===== AVAILABLE RECORDS
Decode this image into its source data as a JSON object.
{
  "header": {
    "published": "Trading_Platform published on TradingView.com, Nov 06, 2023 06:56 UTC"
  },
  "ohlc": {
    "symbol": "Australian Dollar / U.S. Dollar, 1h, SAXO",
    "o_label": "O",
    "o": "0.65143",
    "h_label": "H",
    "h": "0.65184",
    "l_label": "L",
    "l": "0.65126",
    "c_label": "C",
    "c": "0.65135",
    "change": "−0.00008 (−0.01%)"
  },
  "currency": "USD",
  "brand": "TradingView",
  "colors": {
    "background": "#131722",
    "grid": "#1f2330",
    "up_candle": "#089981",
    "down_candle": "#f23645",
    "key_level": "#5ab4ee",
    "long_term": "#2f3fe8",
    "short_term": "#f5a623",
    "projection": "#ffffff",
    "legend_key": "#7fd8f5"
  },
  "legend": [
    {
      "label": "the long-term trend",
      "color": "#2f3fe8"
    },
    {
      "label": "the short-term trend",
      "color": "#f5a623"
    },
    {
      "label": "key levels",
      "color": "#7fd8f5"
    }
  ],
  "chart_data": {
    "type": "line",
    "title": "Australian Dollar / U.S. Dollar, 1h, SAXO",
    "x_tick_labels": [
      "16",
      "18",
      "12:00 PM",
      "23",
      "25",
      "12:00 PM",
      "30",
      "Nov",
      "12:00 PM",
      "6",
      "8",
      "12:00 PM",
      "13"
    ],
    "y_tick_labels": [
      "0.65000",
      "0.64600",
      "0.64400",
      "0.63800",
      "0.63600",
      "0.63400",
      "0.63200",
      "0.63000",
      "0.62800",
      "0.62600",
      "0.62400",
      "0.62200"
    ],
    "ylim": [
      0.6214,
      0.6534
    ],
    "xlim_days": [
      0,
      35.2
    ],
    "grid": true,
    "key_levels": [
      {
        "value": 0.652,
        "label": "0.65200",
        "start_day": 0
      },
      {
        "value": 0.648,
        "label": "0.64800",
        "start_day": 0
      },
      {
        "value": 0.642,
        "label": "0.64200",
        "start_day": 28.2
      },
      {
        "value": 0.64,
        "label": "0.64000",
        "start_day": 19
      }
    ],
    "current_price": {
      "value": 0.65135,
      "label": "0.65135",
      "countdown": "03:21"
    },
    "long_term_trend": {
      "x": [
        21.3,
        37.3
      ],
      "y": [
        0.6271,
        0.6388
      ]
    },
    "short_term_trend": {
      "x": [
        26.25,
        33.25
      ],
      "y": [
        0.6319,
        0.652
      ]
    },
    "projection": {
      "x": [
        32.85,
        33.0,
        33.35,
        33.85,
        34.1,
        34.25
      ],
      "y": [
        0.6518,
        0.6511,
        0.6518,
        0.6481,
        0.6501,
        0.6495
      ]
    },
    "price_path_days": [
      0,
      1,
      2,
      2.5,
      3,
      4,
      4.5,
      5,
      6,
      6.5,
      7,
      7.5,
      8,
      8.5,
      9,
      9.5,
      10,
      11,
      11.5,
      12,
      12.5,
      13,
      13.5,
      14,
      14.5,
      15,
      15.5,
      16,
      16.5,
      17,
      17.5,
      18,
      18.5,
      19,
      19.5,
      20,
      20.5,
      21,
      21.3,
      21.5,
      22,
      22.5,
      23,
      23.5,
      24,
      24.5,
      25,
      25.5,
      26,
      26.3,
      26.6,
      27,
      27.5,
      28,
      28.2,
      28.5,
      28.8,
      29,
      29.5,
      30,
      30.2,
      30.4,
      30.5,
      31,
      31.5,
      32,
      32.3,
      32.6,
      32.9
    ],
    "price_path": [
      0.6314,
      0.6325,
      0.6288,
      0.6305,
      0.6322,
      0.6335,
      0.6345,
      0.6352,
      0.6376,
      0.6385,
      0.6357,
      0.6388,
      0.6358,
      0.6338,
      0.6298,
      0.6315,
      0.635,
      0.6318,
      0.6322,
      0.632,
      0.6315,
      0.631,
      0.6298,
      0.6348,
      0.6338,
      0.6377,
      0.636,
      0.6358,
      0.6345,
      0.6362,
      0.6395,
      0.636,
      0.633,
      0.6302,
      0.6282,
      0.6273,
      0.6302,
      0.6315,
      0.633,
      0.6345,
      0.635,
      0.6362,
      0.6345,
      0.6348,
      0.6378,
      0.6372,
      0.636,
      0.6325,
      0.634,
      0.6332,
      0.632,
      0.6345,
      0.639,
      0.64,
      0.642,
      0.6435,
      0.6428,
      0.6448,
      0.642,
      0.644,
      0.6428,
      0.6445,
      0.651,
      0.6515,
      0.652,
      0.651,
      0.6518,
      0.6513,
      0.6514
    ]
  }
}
==========
DIRECTIONS: Only the number is wanted: how many lines contain the string "value"?

EXERCISE RESPONSE: 5